START SUPPLIED MATERIAL

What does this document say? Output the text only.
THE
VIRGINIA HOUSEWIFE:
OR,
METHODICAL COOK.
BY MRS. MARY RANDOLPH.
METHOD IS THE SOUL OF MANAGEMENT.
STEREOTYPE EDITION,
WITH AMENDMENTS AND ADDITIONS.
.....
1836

END SUPPLIED MATERIAL

#### TASK TO COMPLETE:
Go through the listing and print each line exactly as it appears.

#### RESULT OF THIS EXERCISE:
What does this document say? Output the text only.
THE
VIRGINIA HOUSEWIFE:
OR,
METHODICAL COOK.
BY MRS. MARY RANDOLPH.
METHOD IS THE SOUL OF MANAGEMENT.
STEREOTYPE EDITION,
WITH AMENDMENTS AND ADDITIONS.
.....
1836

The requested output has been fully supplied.